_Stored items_
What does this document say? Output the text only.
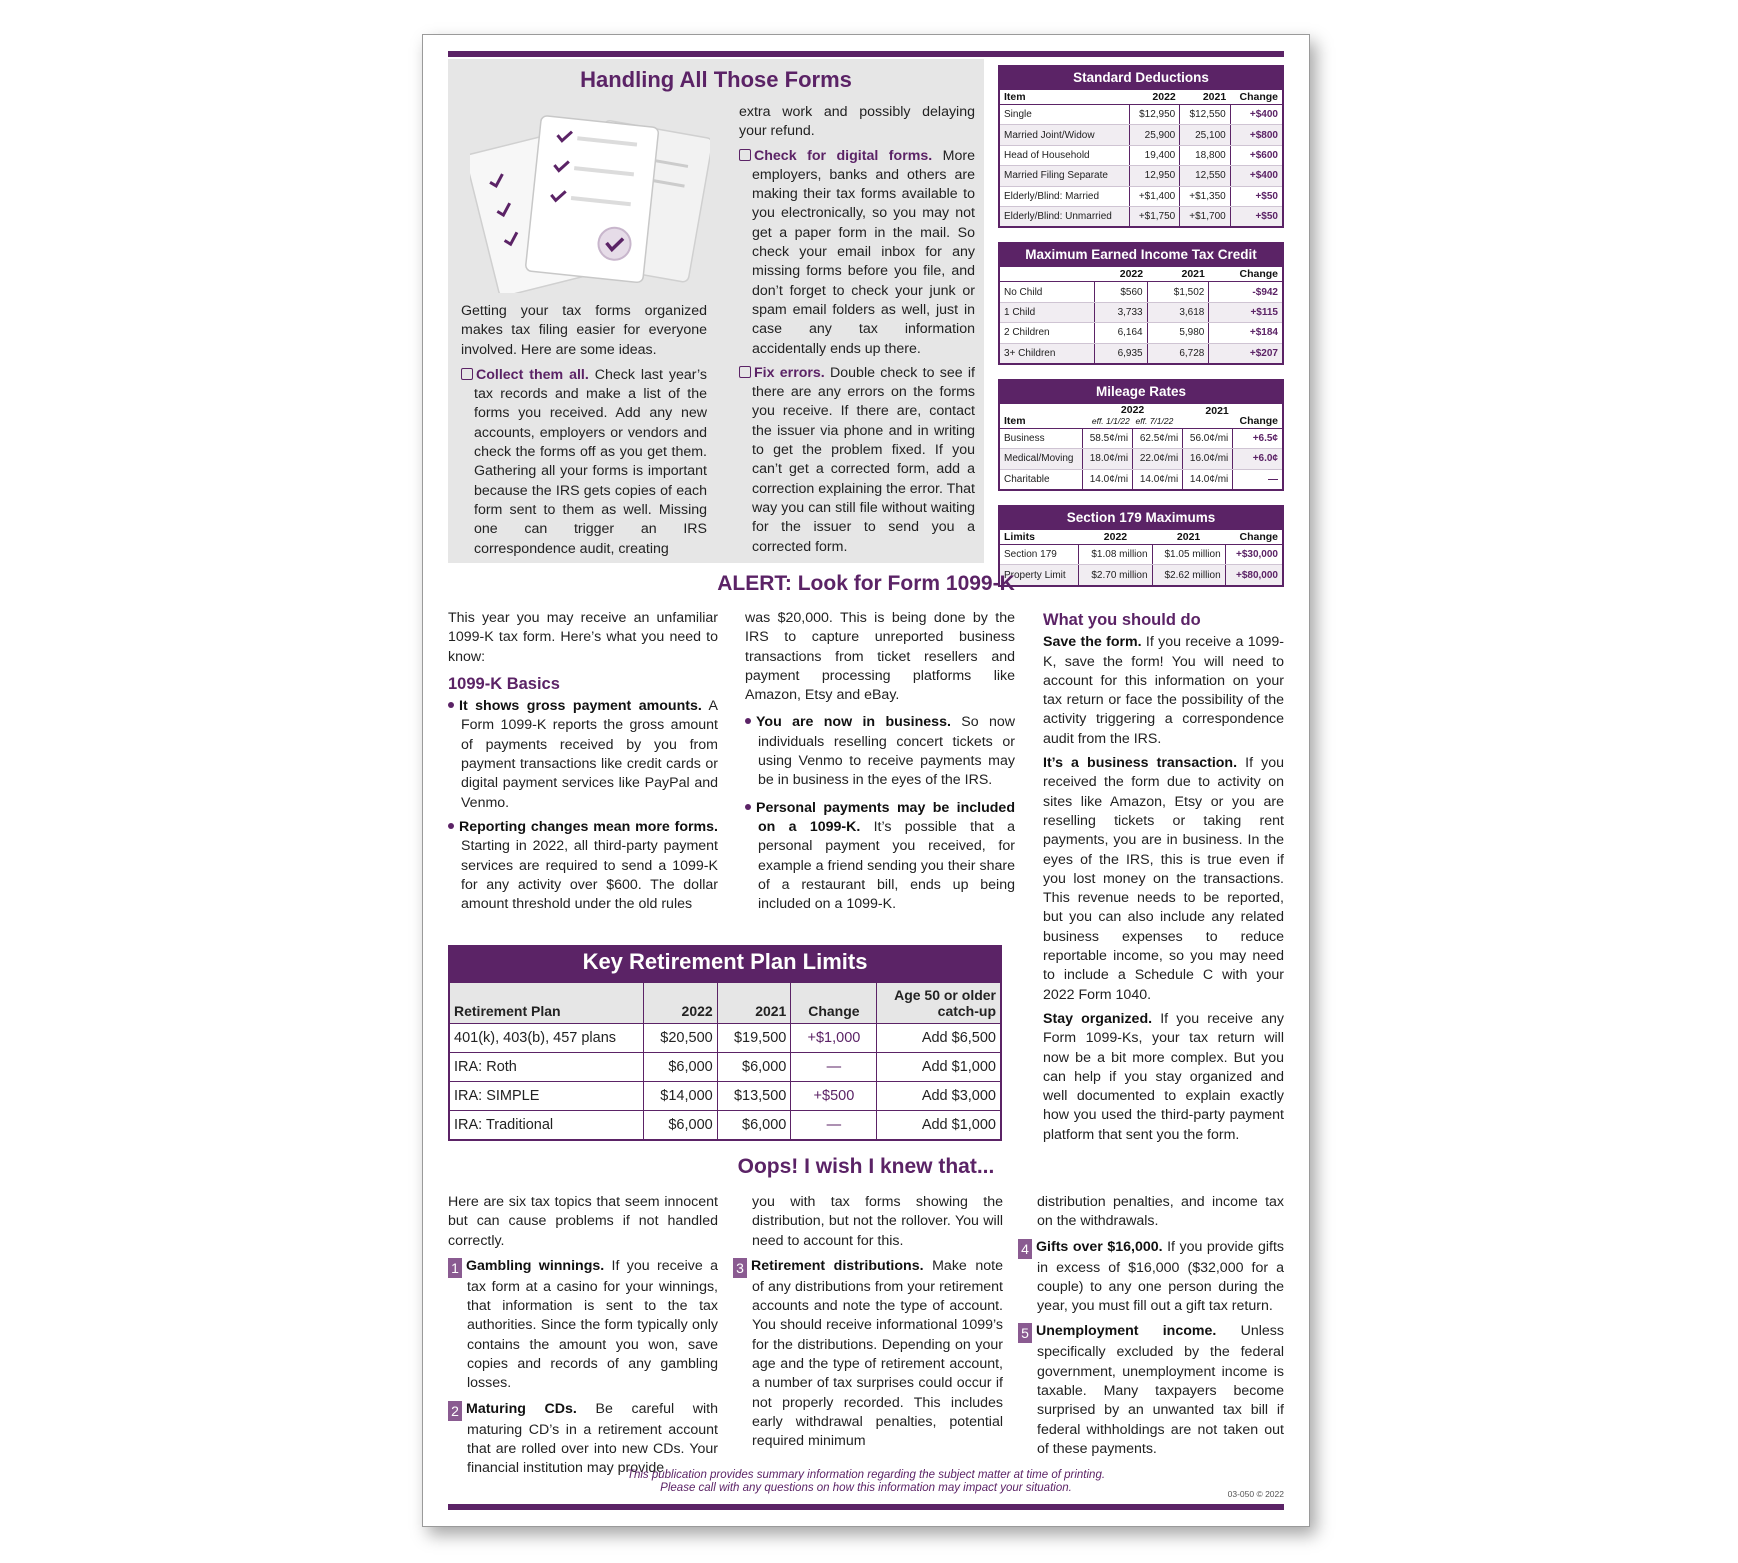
Handling All Those Forms

Getting your tax forms organized makes tax filing easier for everyone involved. Here are some ideas.

Collect them all. Check last year’s tax records and make a list of the forms you received. Add any new accounts, employers or vendors and check the forms off as you get them. Gathering all your forms is important because the IRS gets copies of each form sent to them as well. Missing one can trigger an IRS correspondence audit, creating

extra work and possibly delaying your refund.

Check for digital forms. More employers, banks and others are making their tax forms available to you electronically, so you may not get a paper form in the mail. So check your email inbox for any missing forms before you file, and don’t forget to check your junk or spam email folders as well, just in case any tax information accidentally ends up there.

Fix errors. Double check to see if there are any errors on the forms you receive. If there are, contact the issuer via phone and in writing to get the problem fixed. If you can’t get a corrected form, add a correction explaining the error. That way you can still file without waiting for the issuer to send you a corrected form.

Standard Deductions
Item	2022	2021	Change
Single	$12,950	$12,550	+$400
Married Joint/Widow	25,900	25,100	+$800
Head of Household	19,400	18,800	+$600
Married Filing Separate	12,950	12,550	+$400
Elderly/Blind: Married	+$1,400	+$1,350	+$50
Elderly/Blind: Unmarried	+$1,750	+$1,700	+$50
Maximum Earned Income Tax Credit
	2022	2021	Change
No Child	$560	$1,502	-$942
1 Child	3,733	3,618	+$115
2 Children	6,164	5,980	+$184
3+ Children	6,935	6,728	+$207
Mileage Rates
Item	2022
eff. 1/1/22 eff. 7/1/22		2021	Change
Business	58.5¢/mi	62.5¢/mi	56.0¢/mi	+6.5¢
Medical/Moving	18.0¢/mi	22.0¢/mi	16.0¢/mi	+6.0¢
Charitable	14.0¢/mi	14.0¢/mi	14.0¢/mi	—
Section 179 Maximums
Limits	2022	2021	Change
Section 179	$1.08 million	$1.05 million	+$30,000
Property Limit	$2.70 million	$2.62 million	+$80,000
ALERT: Look for Form 1099-K

This year you may receive an unfamiliar 1099-K tax form. Here’s what you need to know:

1099-K Basics

It shows gross payment amounts. A Form 1099-K reports the gross amount of payments received by you from payment transactions like credit cards or digital payment services like PayPal and Venmo.

Reporting changes mean more forms. Starting in 2022, all third-party payment services are required to send a 1099-K for any activity over $600. The dollar amount threshold under the old rules

was $20,000. This is being done by the IRS to capture unreported business transactions from ticket resellers and payment processing platforms like Amazon, Etsy and eBay.

You are now in business. So now individuals reselling concert tickets or using Venmo to receive payments may be in business in the eyes of the IRS.

Personal payments may be included on a 1099-K. It’s possible that a personal payment you received, for example a friend sending you their share of a restaurant bill, ends up being included on a 1099-K.

What you should do

Save the form. If you receive a 1099-K, save the form! You will need to account for this information on your tax return or face the possibility of the activity triggering a correspondence audit from the IRS.

It’s a business transaction. If you received the form due to activity on sites like Amazon, Etsy or you are reselling tickets or taking rent payments, you are in business. In the eyes of the IRS, this is true even if you lost money on the transactions. This revenue needs to be reported, but you can also include any related business expenses to reduce reportable income, so you may need to include a Schedule C with your 2022 Form 1040.

Stay organized. If you receive any Form 1099-Ks, your tax return will now be a bit more complex. But you can help if you stay organized and well documented to explain exactly how you used the third-party payment platform that sent you the form.

Key Retirement Plan Limits
Retirement Plan	2022	2021	Change	Age 50 or older catch-up
401(k), 403(b), 457 plans	$20,500	$19,500	+$1,000	Add $6,500
IRA: Roth	$6,000	$6,000	—	Add $1,000
IRA: SIMPLE	$14,000	$13,500	+$500	Add $3,000
IRA: Traditional	$6,000	$6,000	—	Add $1,000
Oops! I wish I knew that...

Here are six tax topics that seem innocent but can cause problems if not handled correctly.

1 Gambling winnings. If you receive a tax form at a casino for your winnings, that information is sent to the tax authorities. Since the form typically only contains the amount you won, save copies and records of any gambling losses.

2 Maturing CDs. Be careful with maturing CD’s in a retirement account that are rolled over into new CDs. Your financial institution may provide

you with tax forms showing the distribution, but not the rollover. You will need to account for this.

3 Retirement distributions. Make note of any distributions from your retirement accounts and note the type of account. You should receive informational 1099’s for the distributions. Depending on your age and the type of retirement account, a number of tax surprises could occur if not properly recorded. This includes early withdrawal penalties, potential required minimum

distribution penalties, and income tax on the withdrawals.

4 Gifts over $16,000. If you provide gifts in excess of $16,000 ($32,000 for a couple) to any one person during the year, you must fill out a gift tax return.

5 Unemployment income. Unless specifically excluded by the federal government, unemployment income is taxable. Many taxpayers become surprised by an unwanted tax bill if federal withholdings are not taken out of these payments.

This publication provides summary information regarding the subject matter at time of printing.
Please call with any questions on how this information may impact your situation.	03-050 © 2022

_OBJECTIVE_
Reply with the number of lines in the preceding entries that contain "Children", and no other words.

_REPLY_
2